Exercise goal » Pick out all lines in the listing holding the string "content" and copy them.

Data listing
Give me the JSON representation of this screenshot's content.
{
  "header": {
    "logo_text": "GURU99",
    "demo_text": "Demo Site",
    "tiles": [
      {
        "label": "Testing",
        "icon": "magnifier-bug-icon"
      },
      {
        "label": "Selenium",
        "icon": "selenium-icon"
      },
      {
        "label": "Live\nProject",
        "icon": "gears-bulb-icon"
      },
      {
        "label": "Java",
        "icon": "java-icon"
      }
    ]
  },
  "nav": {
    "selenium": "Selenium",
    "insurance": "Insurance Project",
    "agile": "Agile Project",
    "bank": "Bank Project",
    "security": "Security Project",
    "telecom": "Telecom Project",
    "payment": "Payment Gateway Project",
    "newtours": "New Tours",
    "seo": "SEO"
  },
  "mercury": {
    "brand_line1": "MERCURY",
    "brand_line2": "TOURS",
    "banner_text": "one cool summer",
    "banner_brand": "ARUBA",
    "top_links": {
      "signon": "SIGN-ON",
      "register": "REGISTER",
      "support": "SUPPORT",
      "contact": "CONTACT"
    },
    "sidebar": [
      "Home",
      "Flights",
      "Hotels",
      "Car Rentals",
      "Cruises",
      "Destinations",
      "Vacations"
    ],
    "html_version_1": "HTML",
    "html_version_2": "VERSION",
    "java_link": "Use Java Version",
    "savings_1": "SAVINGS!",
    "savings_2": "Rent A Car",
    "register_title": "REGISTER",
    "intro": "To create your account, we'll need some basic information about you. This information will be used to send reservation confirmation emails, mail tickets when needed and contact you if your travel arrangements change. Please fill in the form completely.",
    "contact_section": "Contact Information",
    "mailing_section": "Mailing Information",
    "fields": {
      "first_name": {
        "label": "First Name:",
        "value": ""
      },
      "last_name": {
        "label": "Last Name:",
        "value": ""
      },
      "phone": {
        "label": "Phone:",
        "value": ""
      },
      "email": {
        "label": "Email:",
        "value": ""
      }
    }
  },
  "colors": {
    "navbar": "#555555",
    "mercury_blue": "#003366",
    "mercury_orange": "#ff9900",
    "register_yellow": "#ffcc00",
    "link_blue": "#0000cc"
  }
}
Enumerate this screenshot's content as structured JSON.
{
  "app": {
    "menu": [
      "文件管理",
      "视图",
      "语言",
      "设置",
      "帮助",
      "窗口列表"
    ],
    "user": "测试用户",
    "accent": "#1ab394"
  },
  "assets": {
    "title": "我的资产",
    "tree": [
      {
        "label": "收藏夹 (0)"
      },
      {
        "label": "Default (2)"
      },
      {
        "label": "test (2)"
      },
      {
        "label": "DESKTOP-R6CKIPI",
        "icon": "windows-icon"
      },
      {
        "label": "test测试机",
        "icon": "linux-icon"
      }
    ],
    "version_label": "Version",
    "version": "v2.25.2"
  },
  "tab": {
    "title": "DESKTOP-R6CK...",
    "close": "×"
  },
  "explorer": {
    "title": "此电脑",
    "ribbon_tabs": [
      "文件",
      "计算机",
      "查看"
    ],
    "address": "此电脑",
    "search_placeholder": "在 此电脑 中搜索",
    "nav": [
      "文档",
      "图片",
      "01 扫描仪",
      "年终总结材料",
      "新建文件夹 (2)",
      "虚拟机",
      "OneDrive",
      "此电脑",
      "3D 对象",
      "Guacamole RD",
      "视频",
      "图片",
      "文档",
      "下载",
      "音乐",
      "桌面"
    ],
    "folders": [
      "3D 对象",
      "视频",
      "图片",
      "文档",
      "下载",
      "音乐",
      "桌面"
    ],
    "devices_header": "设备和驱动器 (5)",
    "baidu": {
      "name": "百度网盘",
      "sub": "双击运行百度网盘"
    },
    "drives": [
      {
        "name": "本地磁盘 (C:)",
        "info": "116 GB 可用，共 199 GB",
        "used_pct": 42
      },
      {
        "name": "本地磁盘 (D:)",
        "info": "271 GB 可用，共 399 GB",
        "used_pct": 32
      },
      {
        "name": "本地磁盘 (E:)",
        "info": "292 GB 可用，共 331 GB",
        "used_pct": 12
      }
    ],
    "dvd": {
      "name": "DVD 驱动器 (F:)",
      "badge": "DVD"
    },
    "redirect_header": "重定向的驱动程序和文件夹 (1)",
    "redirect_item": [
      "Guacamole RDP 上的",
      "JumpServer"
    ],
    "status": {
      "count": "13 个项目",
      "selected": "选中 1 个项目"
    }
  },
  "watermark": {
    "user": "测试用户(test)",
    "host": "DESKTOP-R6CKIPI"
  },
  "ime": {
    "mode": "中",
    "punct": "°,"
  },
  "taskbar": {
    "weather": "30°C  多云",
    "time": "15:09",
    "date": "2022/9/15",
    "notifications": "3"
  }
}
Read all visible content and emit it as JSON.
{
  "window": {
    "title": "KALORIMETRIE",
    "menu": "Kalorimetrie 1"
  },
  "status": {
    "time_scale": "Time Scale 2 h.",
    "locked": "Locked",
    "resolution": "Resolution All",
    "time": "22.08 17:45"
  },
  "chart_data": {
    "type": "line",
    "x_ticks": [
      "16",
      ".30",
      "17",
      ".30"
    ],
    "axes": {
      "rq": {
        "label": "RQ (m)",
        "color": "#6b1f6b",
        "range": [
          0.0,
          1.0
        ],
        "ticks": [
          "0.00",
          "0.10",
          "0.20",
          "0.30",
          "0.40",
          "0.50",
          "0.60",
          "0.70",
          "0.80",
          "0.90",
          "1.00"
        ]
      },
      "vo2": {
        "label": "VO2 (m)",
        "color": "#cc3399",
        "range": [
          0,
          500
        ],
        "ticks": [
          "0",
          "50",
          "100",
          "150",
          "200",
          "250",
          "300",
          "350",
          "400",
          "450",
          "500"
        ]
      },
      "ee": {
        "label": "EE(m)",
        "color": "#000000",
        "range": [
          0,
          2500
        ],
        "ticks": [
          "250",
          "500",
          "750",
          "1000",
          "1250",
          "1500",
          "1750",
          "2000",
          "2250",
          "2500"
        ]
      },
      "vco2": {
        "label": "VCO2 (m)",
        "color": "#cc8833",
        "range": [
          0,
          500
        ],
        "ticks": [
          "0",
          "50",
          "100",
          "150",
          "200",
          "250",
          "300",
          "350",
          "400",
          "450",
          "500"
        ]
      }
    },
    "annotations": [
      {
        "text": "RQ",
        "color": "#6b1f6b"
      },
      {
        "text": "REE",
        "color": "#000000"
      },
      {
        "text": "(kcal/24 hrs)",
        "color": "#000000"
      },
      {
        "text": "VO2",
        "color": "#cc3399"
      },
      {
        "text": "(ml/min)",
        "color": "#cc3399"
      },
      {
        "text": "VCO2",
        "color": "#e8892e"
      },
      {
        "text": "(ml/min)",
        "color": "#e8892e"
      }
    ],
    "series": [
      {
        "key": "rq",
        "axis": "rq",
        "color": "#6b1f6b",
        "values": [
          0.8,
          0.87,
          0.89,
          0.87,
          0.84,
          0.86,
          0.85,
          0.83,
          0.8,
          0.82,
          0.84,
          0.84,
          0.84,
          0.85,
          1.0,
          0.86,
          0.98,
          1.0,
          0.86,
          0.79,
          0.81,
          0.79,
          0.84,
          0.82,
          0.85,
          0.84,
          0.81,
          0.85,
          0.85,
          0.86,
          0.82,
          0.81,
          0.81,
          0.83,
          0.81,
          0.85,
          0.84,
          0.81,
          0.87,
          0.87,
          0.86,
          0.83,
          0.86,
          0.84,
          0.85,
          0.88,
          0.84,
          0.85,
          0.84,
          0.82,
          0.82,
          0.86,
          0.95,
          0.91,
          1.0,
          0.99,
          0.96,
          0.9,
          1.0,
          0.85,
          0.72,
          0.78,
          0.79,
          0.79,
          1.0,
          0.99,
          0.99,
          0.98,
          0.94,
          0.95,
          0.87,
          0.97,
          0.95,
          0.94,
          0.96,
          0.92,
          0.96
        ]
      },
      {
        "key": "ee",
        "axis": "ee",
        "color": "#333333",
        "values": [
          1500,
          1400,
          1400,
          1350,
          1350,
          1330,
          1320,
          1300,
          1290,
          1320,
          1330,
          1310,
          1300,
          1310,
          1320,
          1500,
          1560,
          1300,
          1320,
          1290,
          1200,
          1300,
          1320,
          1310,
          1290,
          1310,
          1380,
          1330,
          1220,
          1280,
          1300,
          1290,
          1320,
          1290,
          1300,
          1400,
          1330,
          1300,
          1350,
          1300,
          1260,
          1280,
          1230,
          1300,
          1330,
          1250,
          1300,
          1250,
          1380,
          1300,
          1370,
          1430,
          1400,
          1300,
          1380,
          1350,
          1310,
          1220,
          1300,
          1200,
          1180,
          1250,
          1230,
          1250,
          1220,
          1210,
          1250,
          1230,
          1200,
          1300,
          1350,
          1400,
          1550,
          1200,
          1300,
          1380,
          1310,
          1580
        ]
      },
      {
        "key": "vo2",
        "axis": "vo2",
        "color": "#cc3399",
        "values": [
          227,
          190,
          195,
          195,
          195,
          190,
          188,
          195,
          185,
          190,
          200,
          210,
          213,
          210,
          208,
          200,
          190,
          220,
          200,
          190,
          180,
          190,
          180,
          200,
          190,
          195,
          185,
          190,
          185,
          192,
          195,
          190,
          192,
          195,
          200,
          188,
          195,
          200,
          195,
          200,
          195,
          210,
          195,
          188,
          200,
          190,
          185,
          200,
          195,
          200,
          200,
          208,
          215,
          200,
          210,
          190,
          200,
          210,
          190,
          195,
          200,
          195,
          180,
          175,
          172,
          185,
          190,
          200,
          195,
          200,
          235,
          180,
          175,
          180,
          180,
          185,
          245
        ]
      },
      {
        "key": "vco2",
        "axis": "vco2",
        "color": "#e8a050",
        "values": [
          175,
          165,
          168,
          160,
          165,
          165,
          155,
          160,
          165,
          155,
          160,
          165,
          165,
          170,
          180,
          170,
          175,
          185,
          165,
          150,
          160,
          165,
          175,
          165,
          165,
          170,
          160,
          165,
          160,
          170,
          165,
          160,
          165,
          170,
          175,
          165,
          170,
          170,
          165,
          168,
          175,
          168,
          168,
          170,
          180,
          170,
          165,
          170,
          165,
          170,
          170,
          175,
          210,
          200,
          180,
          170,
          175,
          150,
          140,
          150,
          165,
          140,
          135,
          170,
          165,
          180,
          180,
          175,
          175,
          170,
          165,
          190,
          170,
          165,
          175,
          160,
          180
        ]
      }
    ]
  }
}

Task result »
Give me the JSON representation of this screenshot's content.
Enumerate this screenshot's content as structured JSON.
Read all visible content and emit it as JSON.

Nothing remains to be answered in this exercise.